* [Figure record listings]
::::::::

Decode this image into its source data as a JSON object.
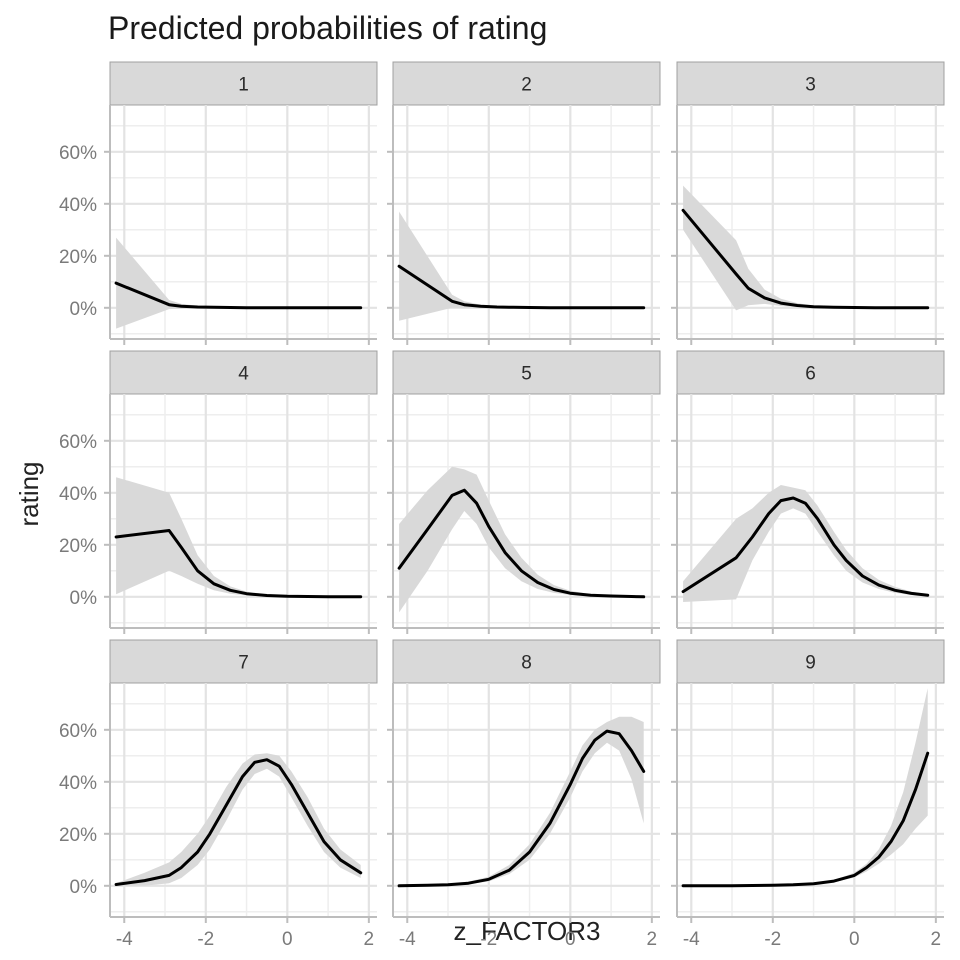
{
  "chart_data": {
    "type": "line",
    "title": "Predicted probabilities of rating",
    "xlabel": "z_FACTOR3",
    "ylabel": "rating",
    "xlim": [
      -4.35,
      2.2
    ],
    "ylim": [
      -0.12,
      0.78
    ],
    "x_ticks": [
      -4,
      -2,
      0,
      2
    ],
    "x_tick_labels": [
      "-4",
      "-2",
      "0",
      "2"
    ],
    "y_ticks": [
      0,
      0.2,
      0.4,
      0.6
    ],
    "y_tick_labels": [
      "0%",
      "20%",
      "40%",
      "60%"
    ],
    "grid": true,
    "legend": "none",
    "line_color": "#000000",
    "ribbon_color": "#d9d9d9",
    "strip_color": "#d9d9d9",
    "panels": [
      {
        "label": "1",
        "x": [
          -4.2,
          -2.9,
          -2.6,
          -2.2,
          -1.8,
          -1.4,
          -1.0,
          -0.5,
          0.0,
          0.5,
          1.0,
          1.5,
          1.8
        ],
        "y": [
          0.095,
          0.012,
          0.006,
          0.003,
          0.002,
          0.001,
          0.0,
          0.0,
          0.0,
          0.0,
          0.0,
          0.0,
          0.0
        ],
        "lower": [
          -0.08,
          -0.005,
          -0.003,
          -0.002,
          -0.001,
          0.0,
          0.0,
          0.0,
          0.0,
          0.0,
          0.0,
          0.0,
          0.0
        ],
        "upper": [
          0.27,
          0.03,
          0.015,
          0.008,
          0.004,
          0.002,
          0.001,
          0.0,
          0.0,
          0.0,
          0.0,
          0.0,
          0.0
        ]
      },
      {
        "label": "2",
        "x": [
          -4.2,
          -2.9,
          -2.6,
          -2.2,
          -1.8,
          -1.4,
          -1.0,
          -0.5,
          0.0,
          0.5,
          1.0,
          1.5,
          1.8
        ],
        "y": [
          0.16,
          0.025,
          0.012,
          0.006,
          0.003,
          0.002,
          0.001,
          0.0,
          0.0,
          0.0,
          0.0,
          0.0,
          0.0
        ],
        "lower": [
          -0.05,
          0.0,
          -0.002,
          -0.001,
          0.0,
          0.0,
          0.0,
          0.0,
          0.0,
          0.0,
          0.0,
          0.0,
          0.0
        ],
        "upper": [
          0.37,
          0.05,
          0.025,
          0.012,
          0.006,
          0.003,
          0.001,
          0.0,
          0.0,
          0.0,
          0.0,
          0.0,
          0.0
        ]
      },
      {
        "label": "3",
        "x": [
          -4.2,
          -2.9,
          -2.6,
          -2.2,
          -1.8,
          -1.4,
          -1.0,
          -0.5,
          0.0,
          0.5,
          1.0,
          1.5,
          1.8
        ],
        "y": [
          0.375,
          0.13,
          0.075,
          0.038,
          0.018,
          0.009,
          0.004,
          0.002,
          0.001,
          0.0,
          0.0,
          0.0,
          0.0
        ],
        "lower": [
          0.3,
          -0.01,
          0.01,
          0.015,
          0.007,
          0.003,
          0.001,
          0.0,
          0.0,
          0.0,
          0.0,
          0.0,
          0.0
        ],
        "upper": [
          0.47,
          0.26,
          0.15,
          0.07,
          0.035,
          0.018,
          0.008,
          0.004,
          0.002,
          0.001,
          0.0,
          0.0,
          0.0
        ]
      },
      {
        "label": "4",
        "x": [
          -4.2,
          -2.9,
          -2.6,
          -2.2,
          -1.8,
          -1.4,
          -1.0,
          -0.5,
          0.0,
          0.5,
          1.0,
          1.5,
          1.8
        ],
        "y": [
          0.23,
          0.255,
          0.19,
          0.1,
          0.05,
          0.025,
          0.012,
          0.005,
          0.002,
          0.001,
          0.0,
          0.0,
          0.0
        ],
        "lower": [
          0.01,
          0.1,
          0.08,
          0.05,
          0.025,
          0.012,
          0.005,
          0.002,
          0.0,
          0.0,
          0.0,
          0.0,
          0.0
        ],
        "upper": [
          0.46,
          0.4,
          0.3,
          0.16,
          0.08,
          0.04,
          0.02,
          0.009,
          0.004,
          0.002,
          0.001,
          0.0,
          0.0
        ]
      },
      {
        "label": "5",
        "x": [
          -4.2,
          -3.5,
          -2.9,
          -2.6,
          -2.3,
          -2.0,
          -1.6,
          -1.2,
          -0.8,
          -0.4,
          0.0,
          0.5,
          1.0,
          1.5,
          1.8
        ],
        "y": [
          0.11,
          0.26,
          0.39,
          0.41,
          0.36,
          0.27,
          0.17,
          0.1,
          0.055,
          0.028,
          0.014,
          0.006,
          0.003,
          0.001,
          0.0
        ],
        "lower": [
          -0.06,
          0.1,
          0.26,
          0.33,
          0.28,
          0.19,
          0.11,
          0.06,
          0.03,
          0.015,
          0.007,
          0.003,
          0.001,
          0.0,
          0.0
        ],
        "upper": [
          0.28,
          0.41,
          0.5,
          0.49,
          0.47,
          0.37,
          0.24,
          0.15,
          0.085,
          0.045,
          0.023,
          0.01,
          0.005,
          0.002,
          0.001
        ]
      },
      {
        "label": "6",
        "x": [
          -4.2,
          -2.9,
          -2.5,
          -2.1,
          -1.8,
          -1.5,
          -1.2,
          -0.9,
          -0.5,
          -0.2,
          0.2,
          0.6,
          1.0,
          1.4,
          1.8
        ],
        "y": [
          0.02,
          0.15,
          0.23,
          0.32,
          0.37,
          0.38,
          0.36,
          0.3,
          0.2,
          0.14,
          0.08,
          0.045,
          0.025,
          0.013,
          0.006
        ],
        "lower": [
          -0.02,
          -0.01,
          0.14,
          0.25,
          0.32,
          0.34,
          0.32,
          0.25,
          0.16,
          0.1,
          0.055,
          0.03,
          0.015,
          0.007,
          0.003
        ],
        "upper": [
          0.06,
          0.3,
          0.34,
          0.4,
          0.43,
          0.42,
          0.41,
          0.35,
          0.25,
          0.18,
          0.11,
          0.065,
          0.038,
          0.02,
          0.01
        ]
      },
      {
        "label": "7",
        "x": [
          -4.2,
          -3.5,
          -2.9,
          -2.6,
          -2.2,
          -1.9,
          -1.5,
          -1.1,
          -0.8,
          -0.5,
          -0.2,
          0.1,
          0.5,
          0.9,
          1.3,
          1.8
        ],
        "y": [
          0.005,
          0.02,
          0.04,
          0.07,
          0.13,
          0.2,
          0.31,
          0.42,
          0.475,
          0.485,
          0.46,
          0.39,
          0.28,
          0.17,
          0.1,
          0.05
        ],
        "lower": [
          0.0,
          0.0,
          0.01,
          0.03,
          0.08,
          0.14,
          0.25,
          0.37,
          0.43,
          0.45,
          0.42,
          0.34,
          0.23,
          0.13,
          0.07,
          0.03
        ],
        "upper": [
          0.01,
          0.05,
          0.09,
          0.13,
          0.2,
          0.27,
          0.38,
          0.47,
          0.505,
          0.51,
          0.5,
          0.44,
          0.34,
          0.22,
          0.14,
          0.08
        ]
      },
      {
        "label": "8",
        "x": [
          -4.2,
          -3.5,
          -3.0,
          -2.5,
          -2.0,
          -1.5,
          -1.0,
          -0.5,
          0.0,
          0.3,
          0.6,
          0.9,
          1.2,
          1.5,
          1.8
        ],
        "y": [
          0.0,
          0.002,
          0.004,
          0.01,
          0.025,
          0.06,
          0.13,
          0.24,
          0.39,
          0.49,
          0.56,
          0.595,
          0.585,
          0.52,
          0.44
        ],
        "lower": [
          0.0,
          0.0,
          0.002,
          0.006,
          0.017,
          0.045,
          0.1,
          0.2,
          0.34,
          0.44,
          0.51,
          0.55,
          0.52,
          0.41,
          0.24
        ],
        "upper": [
          0.001,
          0.004,
          0.008,
          0.016,
          0.035,
          0.08,
          0.16,
          0.28,
          0.44,
          0.54,
          0.6,
          0.63,
          0.65,
          0.65,
          0.63
        ]
      },
      {
        "label": "9",
        "x": [
          -4.2,
          -3.5,
          -3.0,
          -2.5,
          -2.0,
          -1.5,
          -1.0,
          -0.5,
          0.0,
          0.3,
          0.6,
          0.9,
          1.2,
          1.5,
          1.8
        ],
        "y": [
          0.0,
          0.0,
          0.0,
          0.001,
          0.002,
          0.004,
          0.008,
          0.018,
          0.04,
          0.07,
          0.11,
          0.17,
          0.25,
          0.37,
          0.51
        ],
        "lower": [
          0.0,
          0.0,
          0.0,
          0.0,
          0.001,
          0.003,
          0.006,
          0.014,
          0.032,
          0.055,
          0.085,
          0.12,
          0.16,
          0.22,
          0.27
        ],
        "upper": [
          0.0,
          0.001,
          0.001,
          0.002,
          0.003,
          0.006,
          0.011,
          0.022,
          0.05,
          0.085,
          0.14,
          0.23,
          0.36,
          0.55,
          0.76
        ]
      }
    ]
  }
}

::::::::

Scan the material and collect every line that contains "rating".

    "title": "Predicted probabilities of rating",
    "ylabel": "rating",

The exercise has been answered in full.